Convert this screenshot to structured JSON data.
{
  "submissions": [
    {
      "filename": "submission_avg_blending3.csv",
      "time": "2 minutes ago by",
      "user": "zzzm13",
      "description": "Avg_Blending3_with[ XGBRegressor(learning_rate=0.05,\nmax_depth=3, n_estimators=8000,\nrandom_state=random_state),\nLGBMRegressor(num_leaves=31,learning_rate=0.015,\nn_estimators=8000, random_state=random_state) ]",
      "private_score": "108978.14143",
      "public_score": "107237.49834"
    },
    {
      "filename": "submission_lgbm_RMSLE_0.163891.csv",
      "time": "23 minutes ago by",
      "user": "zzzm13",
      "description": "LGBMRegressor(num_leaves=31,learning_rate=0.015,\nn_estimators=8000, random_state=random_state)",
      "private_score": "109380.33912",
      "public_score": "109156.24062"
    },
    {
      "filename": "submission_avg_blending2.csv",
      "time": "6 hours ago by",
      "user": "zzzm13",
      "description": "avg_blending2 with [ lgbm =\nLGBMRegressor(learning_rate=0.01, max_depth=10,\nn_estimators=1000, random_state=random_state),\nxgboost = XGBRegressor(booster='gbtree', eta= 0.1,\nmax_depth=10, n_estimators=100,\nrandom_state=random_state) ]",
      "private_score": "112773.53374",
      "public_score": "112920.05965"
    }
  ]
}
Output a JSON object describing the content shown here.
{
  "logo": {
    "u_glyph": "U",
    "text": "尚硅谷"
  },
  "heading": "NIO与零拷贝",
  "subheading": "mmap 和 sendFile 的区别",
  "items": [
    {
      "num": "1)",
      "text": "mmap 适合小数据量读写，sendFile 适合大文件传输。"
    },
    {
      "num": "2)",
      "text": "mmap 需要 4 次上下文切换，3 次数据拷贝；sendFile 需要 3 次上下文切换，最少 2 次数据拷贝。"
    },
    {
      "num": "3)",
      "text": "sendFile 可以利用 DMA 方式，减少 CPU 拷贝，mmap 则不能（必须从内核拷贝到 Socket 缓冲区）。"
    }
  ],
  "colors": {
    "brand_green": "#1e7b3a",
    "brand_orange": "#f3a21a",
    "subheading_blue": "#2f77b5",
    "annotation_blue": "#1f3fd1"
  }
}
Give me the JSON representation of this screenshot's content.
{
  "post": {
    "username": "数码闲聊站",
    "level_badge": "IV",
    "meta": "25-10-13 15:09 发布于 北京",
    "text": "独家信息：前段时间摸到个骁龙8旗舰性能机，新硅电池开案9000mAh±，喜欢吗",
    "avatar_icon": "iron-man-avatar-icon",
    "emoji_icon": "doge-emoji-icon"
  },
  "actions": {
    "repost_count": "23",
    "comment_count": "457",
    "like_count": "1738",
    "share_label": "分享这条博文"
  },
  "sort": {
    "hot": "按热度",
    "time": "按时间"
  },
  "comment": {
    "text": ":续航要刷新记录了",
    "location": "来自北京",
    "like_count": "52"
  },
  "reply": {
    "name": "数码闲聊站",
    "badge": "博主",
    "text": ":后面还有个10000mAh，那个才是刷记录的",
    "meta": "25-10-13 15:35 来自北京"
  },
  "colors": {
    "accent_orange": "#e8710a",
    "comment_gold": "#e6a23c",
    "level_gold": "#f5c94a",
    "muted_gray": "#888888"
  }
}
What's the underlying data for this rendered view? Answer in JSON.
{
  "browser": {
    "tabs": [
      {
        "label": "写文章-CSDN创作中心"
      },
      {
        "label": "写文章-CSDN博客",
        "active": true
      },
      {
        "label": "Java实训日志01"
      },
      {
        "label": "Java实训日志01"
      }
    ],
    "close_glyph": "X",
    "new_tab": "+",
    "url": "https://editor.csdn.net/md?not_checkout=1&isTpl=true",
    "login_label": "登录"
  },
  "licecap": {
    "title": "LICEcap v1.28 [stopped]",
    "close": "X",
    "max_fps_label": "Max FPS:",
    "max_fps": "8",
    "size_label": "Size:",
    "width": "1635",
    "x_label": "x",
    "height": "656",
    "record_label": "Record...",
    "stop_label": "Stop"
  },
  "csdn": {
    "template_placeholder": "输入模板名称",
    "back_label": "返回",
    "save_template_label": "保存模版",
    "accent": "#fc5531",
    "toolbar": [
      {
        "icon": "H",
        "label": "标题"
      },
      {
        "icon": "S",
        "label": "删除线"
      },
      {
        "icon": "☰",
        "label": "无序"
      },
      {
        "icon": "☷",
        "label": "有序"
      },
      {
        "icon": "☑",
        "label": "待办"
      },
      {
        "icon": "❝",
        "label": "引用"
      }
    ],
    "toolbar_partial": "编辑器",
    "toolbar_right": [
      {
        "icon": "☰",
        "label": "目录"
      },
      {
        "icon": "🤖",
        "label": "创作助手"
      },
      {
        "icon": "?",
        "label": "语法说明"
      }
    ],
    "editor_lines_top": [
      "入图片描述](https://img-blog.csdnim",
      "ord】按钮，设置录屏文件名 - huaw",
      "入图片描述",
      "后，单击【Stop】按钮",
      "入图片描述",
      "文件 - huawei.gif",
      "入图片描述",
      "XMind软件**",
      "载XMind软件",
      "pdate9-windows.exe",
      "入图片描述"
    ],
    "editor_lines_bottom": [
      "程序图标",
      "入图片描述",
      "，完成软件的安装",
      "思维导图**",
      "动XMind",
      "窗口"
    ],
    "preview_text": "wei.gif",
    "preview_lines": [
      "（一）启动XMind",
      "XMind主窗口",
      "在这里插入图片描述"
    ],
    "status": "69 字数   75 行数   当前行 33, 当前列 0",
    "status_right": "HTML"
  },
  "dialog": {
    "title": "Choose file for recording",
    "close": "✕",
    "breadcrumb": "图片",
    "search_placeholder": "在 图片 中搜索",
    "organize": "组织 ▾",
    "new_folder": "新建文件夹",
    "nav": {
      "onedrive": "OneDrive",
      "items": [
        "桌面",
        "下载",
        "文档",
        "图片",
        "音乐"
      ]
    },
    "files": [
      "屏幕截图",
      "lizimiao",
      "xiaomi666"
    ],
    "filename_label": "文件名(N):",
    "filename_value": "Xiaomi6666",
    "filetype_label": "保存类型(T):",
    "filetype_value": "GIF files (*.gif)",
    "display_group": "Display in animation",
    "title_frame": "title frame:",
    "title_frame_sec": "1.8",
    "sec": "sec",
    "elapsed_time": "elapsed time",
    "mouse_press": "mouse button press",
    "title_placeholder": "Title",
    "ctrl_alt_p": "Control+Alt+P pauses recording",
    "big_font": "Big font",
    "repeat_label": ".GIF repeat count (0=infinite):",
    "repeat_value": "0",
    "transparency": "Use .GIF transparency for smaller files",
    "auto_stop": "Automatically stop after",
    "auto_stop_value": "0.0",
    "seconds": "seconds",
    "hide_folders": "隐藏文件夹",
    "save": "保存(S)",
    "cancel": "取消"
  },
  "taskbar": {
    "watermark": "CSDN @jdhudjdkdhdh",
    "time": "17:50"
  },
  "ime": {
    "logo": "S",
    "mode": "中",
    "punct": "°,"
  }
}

★ ★ ★ ★ ★

Restate the records, all of them, precisely as written.

Convert this screenshot to structured JSON data.
{
  "submissions": [
    {
      "filename": "submission_avg_blending3.csv",
      "time": "2 minutes ago by",
      "user": "zzzm13",
      "description": "Avg_Blending3_with[ XGBRegressor(learning_rate=0.05,\nmax_depth=3, n_estimators=8000,\nrandom_state=random_state),\nLGBMRegressor(num_leaves=31,learning_rate=0.015,\nn_estimators=8000, random_state=random_state) ]",
      "private_score": "108978.14143",
      "public_score": "107237.49834"
    },
    {
      "filename": "submission_lgbm_RMSLE_0.163891.csv",
      "time": "23 minutes ago by",
      "user": "zzzm13",
      "description": "LGBMRegressor(num_leaves=31,learning_rate=0.015,\nn_estimators=8000, random_state=random_state)",
      "private_score": "109380.33912",
      "public_score": "109156.24062"
    },
    {
      "filename": "submission_avg_blending2.csv",
      "time": "6 hours ago by",
      "user": "zzzm13",
      "description": "avg_blending2 with [ lgbm =\nLGBMRegressor(learning_rate=0.01, max_depth=10,\nn_estimators=1000, random_state=random_state),\nxgboost = XGBRegressor(booster='gbtree', eta= 0.1,\nmax_depth=10, n_estimators=100,\nrandom_state=random_state) ]",
      "private_score": "112773.53374",
      "public_score": "112920.05965"
    }
  ]
}
Output a JSON object describing the content shown here.
{
  "logo": {
    "u_glyph": "U",
    "text": "尚硅谷"
  },
  "heading": "NIO与零拷贝",
  "subheading": "mmap 和 sendFile 的区别",
  "items": [
    {
      "num": "1)",
      "text": "mmap 适合小数据量读写，sendFile 适合大文件传输。"
    },
    {
      "num": "2)",
      "text": "mmap 需要 4 次上下文切换，3 次数据拷贝；sendFile 需要 3 次上下文切换，最少 2 次数据拷贝。"
    },
    {
      "num": "3)",
      "text": "sendFile 可以利用 DMA 方式，减少 CPU 拷贝，mmap 则不能（必须从内核拷贝到 Socket 缓冲区）。"
    }
  ],
  "colors": {
    "brand_green": "#1e7b3a",
    "brand_orange": "#f3a21a",
    "subheading_blue": "#2f77b5",
    "annotation_blue": "#1f3fd1"
  }
}
Give me the JSON representation of this screenshot's content.
{
  "post": {
    "username": "数码闲聊站",
    "level_badge": "IV",
    "meta": "25-10-13 15:09 发布于 北京",
    "text": "独家信息：前段时间摸到个骁龙8旗舰性能机，新硅电池开案9000mAh±，喜欢吗",
    "avatar_icon": "iron-man-avatar-icon",
    "emoji_icon": "doge-emoji-icon"
  },
  "actions": {
    "repost_count": "23",
    "comment_count": "457",
    "like_count": "1738",
    "share_label": "分享这条博文"
  },
  "sort": {
    "hot": "按热度",
    "time": "按时间"
  },
  "comment": {
    "text": ":续航要刷新记录了",
    "location": "来自北京",
    "like_count": "52"
  },
  "reply": {
    "name": "数码闲聊站",
    "badge": "博主",
    "text": ":后面还有个10000mAh，那个才是刷记录的",
    "meta": "25-10-13 15:35 来自北京"
  },
  "colors": {
    "accent_orange": "#e8710a",
    "comment_gold": "#e6a23c",
    "level_gold": "#f5c94a",
    "muted_gray": "#888888"
  }
}
What's the underlying data for this rendered view? Answer in JSON.
{
  "browser": {
    "tabs": [
      {
        "label": "写文章-CSDN创作中心"
      },
      {
        "label": "写文章-CSDN博客",
        "active": true
      },
      {
        "label": "Java实训日志01"
      },
      {
        "label": "Java实训日志01"
      }
    ],
    "close_glyph": "X",
    "new_tab": "+",
    "url": "https://editor.csdn.net/md?not_checkout=1&isTpl=true",
    "login_label": "登录"
  },
  "licecap": {
    "title": "LICEcap v1.28 [stopped]",
    "close": "X",
    "max_fps_label": "Max FPS:",
    "max_fps": "8",
    "size_label": "Size:",
    "width": "1635",
    "x_label": "x",
    "height": "656",
    "record_label": "Record...",
    "stop_label": "Stop"
  },
  "csdn": {
    "template_placeholder": "输入模板名称",
    "back_label": "返回",
    "save_template_label": "保存模版",
    "accent": "#fc5531",
    "toolbar": [
      {
        "icon": "H",
        "label": "标题"
      },
      {
        "icon": "S",
        "label": "删除线"
      },
      {
        "icon": "☰",
        "label": "无序"
      },
      {
        "icon": "☷",
        "label": "有序"
      },
      {
        "icon": "☑",
        "label": "待办"
      },
      {
        "icon": "❝",
        "label": "引用"
      }
    ],
    "toolbar_partial": "编辑器",
    "toolbar_right": [
      {
        "icon": "☰",
        "label": "目录"
      },
      {
        "icon": "🤖",
        "label": "创作助手"
      },
      {
        "icon": "?",
        "label": "语法说明"
      }
    ],
    "editor_lines_top": [
      "入图片描述](https://img-blog.csdnim",
      "ord】按钮，设置录屏文件名 - huaw",
      "入图片描述",
      "后，单击【Stop】按钮",
      "入图片描述",
      "文件 - huawei.gif",
      "入图片描述",
      "XMind软件**",
      "载XMind软件",
      "pdate9-windows.exe",
      "入图片描述"
    ],
    "editor_lines_bottom": [
      "程序图标",
      "入图片描述",
      "，完成软件的安装",
      "思维导图**",
      "动XMind",
      "窗口"
    ],
    "preview_text": "wei.gif",
    "preview_lines": [
      "（一）启动XMind",
      "XMind主窗口",
      "在这里插入图片描述"
    ],
    "status": "69 字数   75 行数   当前行 33, 当前列 0",
    "status_right": "HTML"
  },
  "dialog": {
    "title": "Choose file for recording",
    "close": "✕",
    "breadcrumb": "图片",
    "search_placeholder": "在 图片 中搜索",
    "organize": "组织 ▾",
    "new_folder": "新建文件夹",
    "nav": {
      "onedrive": "OneDrive",
      "items": [
        "桌面",
        "下载",
        "文档",
        "图片",
        "音乐"
      ]
    },
    "files": [
      "屏幕截图",
      "lizimiao",
      "xiaomi666"
    ],
    "filename_label": "文件名(N):",
    "filename_value": "Xiaomi6666",
    "filetype_label": "保存类型(T):",
    "filetype_value": "GIF files (*.gif)",
    "display_group": "Display in animation",
    "title_frame": "title frame:",
    "title_frame_sec": "1.8",
    "sec": "sec",
    "elapsed_time": "elapsed time",
    "mouse_press": "mouse button press",
    "title_placeholder": "Title",
    "ctrl_alt_p": "Control+Alt+P pauses recording",
    "big_font": "Big font",
    "repeat_label": ".GIF repeat count (0=infinite):",
    "repeat_value": "0",
    "transparency": "Use .GIF transparency for smaller files",
    "auto_stop": "Automatically stop after",
    "auto_stop_value": "0.0",
    "seconds": "seconds",
    "hide_folders": "隐藏文件夹",
    "save": "保存(S)",
    "cancel": "取消"
  },
  "taskbar": {
    "watermark": "CSDN @jdhudjdkdhdh",
    "time": "17:50"
  },
  "ime": {
    "logo": "S",
    "mode": "中",
    "punct": "°,"
  }
}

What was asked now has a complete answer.